— STATED EXERCISE —
Output a single figure: the number of lines in which the word "seus" appears.

— RECORD EXCERPTS —
[Begin]

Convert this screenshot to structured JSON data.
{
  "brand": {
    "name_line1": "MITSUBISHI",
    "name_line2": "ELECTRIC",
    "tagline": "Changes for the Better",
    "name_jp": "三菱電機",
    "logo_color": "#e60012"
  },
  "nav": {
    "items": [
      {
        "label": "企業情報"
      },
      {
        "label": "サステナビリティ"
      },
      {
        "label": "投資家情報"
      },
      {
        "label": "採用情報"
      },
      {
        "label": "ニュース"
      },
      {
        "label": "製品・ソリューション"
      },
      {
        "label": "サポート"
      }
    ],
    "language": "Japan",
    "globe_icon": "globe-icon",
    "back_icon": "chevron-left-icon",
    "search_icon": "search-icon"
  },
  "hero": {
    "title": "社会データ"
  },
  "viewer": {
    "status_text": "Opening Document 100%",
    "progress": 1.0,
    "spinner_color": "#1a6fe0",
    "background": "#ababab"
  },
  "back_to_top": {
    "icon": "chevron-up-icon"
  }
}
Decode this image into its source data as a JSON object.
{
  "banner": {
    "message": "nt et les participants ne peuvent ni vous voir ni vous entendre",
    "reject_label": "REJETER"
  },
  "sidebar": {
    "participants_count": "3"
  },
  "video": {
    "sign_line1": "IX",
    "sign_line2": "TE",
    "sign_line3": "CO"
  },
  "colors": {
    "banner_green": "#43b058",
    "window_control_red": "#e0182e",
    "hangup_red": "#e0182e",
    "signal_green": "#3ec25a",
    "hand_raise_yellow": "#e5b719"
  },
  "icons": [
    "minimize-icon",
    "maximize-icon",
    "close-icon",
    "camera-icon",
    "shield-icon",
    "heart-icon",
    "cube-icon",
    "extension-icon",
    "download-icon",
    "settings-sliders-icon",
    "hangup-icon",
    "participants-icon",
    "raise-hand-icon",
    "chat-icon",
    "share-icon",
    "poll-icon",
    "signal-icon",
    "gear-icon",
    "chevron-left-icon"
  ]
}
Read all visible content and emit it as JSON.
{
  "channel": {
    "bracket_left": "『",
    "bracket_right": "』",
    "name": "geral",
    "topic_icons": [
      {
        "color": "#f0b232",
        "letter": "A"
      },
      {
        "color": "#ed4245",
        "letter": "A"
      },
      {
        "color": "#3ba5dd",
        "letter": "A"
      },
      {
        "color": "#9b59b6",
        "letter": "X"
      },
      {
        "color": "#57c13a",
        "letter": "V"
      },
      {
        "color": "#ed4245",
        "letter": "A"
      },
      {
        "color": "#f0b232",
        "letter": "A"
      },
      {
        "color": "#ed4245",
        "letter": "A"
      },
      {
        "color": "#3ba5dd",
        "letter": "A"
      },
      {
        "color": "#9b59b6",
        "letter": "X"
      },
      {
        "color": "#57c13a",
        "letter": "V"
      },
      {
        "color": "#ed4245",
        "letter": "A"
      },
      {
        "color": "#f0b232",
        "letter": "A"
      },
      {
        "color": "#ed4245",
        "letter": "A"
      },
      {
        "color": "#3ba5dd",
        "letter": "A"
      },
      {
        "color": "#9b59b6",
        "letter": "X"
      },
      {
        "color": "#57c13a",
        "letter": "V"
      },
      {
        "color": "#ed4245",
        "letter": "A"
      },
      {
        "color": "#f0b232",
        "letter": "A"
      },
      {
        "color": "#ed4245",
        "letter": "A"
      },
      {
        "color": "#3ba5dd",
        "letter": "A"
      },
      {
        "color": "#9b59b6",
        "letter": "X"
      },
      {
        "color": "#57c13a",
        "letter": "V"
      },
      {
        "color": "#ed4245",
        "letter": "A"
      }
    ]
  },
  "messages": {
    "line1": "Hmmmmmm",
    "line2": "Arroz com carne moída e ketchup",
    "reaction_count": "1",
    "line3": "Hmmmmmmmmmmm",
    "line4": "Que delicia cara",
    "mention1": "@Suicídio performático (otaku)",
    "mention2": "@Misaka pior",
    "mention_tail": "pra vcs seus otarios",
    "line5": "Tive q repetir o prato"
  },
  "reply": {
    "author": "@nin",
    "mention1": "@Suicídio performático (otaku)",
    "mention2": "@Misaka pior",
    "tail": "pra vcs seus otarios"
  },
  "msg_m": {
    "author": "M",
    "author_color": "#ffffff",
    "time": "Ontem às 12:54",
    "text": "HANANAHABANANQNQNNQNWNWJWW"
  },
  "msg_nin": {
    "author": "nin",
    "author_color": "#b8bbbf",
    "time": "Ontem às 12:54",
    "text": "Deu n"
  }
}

[End]

— SOLUTION TO THE PROBLEM —
2